## DIRECTIONS FOR THIS TASK
Scan the listing below and copy every line holding "القائد".

## MATERIAL TO PROCESS
--------------------------------

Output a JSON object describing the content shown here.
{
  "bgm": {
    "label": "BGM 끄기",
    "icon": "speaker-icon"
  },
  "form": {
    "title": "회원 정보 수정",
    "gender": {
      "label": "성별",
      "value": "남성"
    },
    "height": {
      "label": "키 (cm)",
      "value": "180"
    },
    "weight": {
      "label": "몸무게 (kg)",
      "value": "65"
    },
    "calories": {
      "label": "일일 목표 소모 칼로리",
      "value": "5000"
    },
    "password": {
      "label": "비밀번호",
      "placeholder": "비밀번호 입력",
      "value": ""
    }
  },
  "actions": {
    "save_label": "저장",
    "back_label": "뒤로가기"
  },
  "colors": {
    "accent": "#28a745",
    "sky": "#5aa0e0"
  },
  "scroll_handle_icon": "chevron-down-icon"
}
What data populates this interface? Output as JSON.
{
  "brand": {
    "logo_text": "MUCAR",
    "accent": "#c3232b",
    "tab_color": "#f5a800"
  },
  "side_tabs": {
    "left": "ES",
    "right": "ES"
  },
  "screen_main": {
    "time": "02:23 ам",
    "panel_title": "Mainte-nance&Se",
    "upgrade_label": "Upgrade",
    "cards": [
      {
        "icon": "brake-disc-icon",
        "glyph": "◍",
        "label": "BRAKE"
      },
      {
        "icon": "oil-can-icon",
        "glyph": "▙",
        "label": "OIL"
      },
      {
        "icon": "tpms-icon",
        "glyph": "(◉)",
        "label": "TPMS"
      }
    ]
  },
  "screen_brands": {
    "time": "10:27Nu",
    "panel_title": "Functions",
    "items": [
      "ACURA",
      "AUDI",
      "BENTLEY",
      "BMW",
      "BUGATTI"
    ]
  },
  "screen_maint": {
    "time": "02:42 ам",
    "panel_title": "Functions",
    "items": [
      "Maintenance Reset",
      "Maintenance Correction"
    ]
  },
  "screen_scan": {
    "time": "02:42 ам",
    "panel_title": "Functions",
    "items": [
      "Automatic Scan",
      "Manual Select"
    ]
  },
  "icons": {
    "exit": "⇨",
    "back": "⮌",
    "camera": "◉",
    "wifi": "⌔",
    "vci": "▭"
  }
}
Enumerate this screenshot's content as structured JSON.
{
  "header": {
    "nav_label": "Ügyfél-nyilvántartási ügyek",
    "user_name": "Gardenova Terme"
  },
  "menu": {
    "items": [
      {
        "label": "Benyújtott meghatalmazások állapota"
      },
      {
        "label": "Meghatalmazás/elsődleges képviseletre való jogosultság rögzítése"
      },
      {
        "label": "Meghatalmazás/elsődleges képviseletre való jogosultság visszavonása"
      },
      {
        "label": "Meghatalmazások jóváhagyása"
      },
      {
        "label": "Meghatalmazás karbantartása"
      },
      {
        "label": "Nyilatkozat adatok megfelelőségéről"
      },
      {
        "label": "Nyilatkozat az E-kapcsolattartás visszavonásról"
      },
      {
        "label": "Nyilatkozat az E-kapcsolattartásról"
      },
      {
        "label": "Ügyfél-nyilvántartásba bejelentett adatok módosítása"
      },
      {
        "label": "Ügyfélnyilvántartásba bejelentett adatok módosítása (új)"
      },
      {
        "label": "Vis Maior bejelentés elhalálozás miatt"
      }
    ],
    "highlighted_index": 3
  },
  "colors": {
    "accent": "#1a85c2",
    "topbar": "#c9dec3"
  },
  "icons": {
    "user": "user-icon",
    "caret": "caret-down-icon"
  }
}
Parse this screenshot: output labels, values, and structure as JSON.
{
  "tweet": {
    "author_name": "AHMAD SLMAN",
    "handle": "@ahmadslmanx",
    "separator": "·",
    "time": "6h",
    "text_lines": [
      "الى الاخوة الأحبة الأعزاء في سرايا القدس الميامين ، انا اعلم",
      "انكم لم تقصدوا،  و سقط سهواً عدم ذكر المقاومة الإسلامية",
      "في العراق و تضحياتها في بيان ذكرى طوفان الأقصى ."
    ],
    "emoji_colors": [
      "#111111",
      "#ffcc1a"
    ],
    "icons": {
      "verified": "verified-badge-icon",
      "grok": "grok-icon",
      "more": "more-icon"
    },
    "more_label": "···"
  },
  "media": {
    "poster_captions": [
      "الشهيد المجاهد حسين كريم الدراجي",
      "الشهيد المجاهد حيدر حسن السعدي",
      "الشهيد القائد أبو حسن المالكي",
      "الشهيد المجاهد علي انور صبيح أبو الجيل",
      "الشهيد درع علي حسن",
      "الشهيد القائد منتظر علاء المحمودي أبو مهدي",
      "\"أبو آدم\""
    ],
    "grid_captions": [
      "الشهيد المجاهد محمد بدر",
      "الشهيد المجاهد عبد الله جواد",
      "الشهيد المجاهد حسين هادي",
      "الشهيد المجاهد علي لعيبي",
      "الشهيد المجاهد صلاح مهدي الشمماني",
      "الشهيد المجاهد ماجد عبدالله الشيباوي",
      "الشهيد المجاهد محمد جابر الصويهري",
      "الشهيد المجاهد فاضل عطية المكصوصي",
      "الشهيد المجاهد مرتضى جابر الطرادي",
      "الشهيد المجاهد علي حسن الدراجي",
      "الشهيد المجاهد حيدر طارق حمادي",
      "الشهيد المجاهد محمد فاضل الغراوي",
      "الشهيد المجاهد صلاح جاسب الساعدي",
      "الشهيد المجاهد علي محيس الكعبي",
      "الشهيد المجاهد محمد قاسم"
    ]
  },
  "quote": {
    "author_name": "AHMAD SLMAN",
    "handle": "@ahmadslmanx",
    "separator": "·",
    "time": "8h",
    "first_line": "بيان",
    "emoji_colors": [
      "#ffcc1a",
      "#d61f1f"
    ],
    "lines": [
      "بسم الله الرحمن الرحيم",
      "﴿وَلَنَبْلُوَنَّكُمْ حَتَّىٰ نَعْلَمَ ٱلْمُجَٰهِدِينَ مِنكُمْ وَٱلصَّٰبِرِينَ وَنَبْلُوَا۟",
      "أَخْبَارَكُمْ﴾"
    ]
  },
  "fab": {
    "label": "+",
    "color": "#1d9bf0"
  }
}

--------------------------------

## SOLVED PROBLEM
      "الشهيد القائد أبو حسن المالكي",
      "الشهيد القائد منتظر علاء المحمودي أبو مهدي",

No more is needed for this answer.